[Figure content listings]
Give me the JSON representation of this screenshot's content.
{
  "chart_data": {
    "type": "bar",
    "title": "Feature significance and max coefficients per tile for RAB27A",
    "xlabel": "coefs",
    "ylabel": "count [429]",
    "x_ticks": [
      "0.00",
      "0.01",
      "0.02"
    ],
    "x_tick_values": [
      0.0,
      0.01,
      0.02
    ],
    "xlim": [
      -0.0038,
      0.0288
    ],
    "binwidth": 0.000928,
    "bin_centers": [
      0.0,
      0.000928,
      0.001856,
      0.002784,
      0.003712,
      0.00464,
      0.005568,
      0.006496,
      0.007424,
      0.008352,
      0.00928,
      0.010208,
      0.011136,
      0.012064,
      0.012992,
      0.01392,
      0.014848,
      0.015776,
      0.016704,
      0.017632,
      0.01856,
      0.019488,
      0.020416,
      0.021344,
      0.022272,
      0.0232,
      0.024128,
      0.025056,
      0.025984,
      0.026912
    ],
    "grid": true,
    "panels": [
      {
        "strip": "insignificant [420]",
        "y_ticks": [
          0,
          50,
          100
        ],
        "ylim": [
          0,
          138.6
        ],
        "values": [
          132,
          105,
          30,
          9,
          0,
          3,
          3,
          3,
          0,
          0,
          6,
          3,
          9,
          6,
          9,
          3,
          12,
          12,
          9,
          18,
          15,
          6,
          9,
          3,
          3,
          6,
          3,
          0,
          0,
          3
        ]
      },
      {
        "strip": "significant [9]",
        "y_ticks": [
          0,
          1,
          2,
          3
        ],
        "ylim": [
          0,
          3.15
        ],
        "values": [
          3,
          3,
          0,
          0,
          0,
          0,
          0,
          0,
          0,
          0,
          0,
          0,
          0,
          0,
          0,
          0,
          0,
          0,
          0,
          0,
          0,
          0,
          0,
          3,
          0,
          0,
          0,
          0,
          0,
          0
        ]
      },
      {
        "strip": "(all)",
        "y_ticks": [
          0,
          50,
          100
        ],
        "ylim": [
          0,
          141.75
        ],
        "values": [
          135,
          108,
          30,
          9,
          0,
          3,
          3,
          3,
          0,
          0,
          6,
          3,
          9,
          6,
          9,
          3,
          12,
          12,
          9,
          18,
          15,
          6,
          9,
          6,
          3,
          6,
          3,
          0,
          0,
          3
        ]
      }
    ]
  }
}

**Written exercise:** In the entries above, identify each line that includes the string "strip", then copy it.

**Response to the exercise:**
        "strip": "insignificant [420]",
        "strip": "significant [9]",
        "strip": "(all)",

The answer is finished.